# [What the task asks]
Going through the material below, please gather all lines with the word "zijn" in them.

# [The records]
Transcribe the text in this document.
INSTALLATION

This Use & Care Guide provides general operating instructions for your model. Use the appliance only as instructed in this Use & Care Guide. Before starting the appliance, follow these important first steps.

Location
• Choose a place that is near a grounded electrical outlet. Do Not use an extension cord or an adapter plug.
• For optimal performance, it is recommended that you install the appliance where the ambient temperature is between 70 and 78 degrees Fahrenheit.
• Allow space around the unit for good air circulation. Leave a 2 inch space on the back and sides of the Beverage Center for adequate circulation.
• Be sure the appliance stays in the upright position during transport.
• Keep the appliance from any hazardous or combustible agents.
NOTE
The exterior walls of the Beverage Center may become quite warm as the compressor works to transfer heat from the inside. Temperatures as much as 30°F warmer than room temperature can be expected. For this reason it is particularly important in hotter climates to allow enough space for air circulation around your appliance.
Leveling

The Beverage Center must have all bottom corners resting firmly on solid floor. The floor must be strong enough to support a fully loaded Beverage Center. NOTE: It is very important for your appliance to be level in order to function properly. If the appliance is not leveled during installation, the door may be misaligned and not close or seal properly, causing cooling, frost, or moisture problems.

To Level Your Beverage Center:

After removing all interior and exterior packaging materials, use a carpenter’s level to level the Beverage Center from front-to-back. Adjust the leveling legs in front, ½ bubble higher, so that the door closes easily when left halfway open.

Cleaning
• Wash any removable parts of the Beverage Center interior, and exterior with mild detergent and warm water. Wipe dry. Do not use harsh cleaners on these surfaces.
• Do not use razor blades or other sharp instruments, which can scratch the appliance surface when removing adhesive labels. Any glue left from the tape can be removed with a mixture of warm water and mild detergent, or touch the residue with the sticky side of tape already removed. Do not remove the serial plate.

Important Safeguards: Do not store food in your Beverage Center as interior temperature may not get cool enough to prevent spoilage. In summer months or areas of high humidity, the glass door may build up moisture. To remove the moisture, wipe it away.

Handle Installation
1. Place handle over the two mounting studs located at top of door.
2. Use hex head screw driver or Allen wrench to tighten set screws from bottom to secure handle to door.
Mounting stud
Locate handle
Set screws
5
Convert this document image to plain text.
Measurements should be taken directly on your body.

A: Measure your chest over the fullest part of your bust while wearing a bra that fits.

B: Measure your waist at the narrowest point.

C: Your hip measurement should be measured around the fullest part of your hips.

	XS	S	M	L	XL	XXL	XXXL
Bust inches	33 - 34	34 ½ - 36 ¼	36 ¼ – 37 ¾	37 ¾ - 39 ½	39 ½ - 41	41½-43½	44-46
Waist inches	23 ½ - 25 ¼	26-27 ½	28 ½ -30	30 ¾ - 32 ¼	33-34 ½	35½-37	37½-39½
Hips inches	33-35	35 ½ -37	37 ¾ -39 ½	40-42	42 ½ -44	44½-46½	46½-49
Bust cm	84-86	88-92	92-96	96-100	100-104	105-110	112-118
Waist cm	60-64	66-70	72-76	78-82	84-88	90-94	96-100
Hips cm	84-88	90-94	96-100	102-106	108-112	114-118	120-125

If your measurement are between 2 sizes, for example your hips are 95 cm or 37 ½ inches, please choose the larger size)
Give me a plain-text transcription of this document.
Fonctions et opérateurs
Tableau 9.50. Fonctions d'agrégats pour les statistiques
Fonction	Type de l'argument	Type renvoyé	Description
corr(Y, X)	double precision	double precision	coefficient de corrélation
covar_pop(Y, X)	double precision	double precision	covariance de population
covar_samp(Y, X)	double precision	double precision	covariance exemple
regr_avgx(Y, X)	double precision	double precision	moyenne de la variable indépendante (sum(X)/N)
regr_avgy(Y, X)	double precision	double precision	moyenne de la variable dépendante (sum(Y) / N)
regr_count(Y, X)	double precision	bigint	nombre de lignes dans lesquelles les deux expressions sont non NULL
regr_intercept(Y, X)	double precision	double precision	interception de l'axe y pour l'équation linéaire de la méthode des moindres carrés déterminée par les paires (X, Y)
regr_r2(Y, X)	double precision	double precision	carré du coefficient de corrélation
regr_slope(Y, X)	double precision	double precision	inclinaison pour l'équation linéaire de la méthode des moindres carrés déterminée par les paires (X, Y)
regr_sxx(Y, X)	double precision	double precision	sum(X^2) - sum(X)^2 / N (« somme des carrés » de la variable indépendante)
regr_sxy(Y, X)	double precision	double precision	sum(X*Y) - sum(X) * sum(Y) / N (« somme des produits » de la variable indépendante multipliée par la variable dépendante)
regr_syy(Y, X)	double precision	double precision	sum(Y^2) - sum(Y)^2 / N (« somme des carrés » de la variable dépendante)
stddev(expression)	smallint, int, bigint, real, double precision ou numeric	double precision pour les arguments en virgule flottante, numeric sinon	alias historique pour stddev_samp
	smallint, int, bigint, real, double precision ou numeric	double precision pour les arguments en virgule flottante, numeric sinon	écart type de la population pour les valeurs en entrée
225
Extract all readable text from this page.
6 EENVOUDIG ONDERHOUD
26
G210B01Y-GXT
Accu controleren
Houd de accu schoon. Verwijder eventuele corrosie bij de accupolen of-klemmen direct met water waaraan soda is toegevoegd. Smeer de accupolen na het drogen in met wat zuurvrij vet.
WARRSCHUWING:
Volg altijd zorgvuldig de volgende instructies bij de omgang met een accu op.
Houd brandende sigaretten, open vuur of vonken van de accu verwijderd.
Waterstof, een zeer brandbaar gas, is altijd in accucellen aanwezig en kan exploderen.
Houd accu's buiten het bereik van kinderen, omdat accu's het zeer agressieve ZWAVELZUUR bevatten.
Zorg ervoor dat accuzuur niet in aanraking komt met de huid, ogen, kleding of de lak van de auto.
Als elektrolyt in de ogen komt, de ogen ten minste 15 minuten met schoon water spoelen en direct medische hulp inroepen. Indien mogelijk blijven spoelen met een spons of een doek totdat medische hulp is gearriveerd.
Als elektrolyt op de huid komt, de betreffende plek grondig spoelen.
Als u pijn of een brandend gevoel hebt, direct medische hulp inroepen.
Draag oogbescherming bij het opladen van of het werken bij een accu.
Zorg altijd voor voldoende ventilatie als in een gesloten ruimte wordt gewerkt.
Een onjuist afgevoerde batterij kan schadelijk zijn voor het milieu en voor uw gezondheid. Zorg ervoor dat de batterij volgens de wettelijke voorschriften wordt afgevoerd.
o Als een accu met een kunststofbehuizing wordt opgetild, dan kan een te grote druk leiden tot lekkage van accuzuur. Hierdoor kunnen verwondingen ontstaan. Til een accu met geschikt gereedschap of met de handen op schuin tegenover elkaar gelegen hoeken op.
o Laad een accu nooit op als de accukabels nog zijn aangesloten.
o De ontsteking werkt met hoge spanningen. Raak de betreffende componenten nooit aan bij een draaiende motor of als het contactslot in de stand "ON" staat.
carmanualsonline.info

# [Result of the exercise]
Een onjuist afgevoerde batterij kan schadelijk zijn voor het milieu en voor uw gezondheid. Zorg ervoor dat de batterij volgens de wettelijke voorschriften wordt afgevoerd.
o Laad een accu nooit op als de accukabels nog zijn aangesloten.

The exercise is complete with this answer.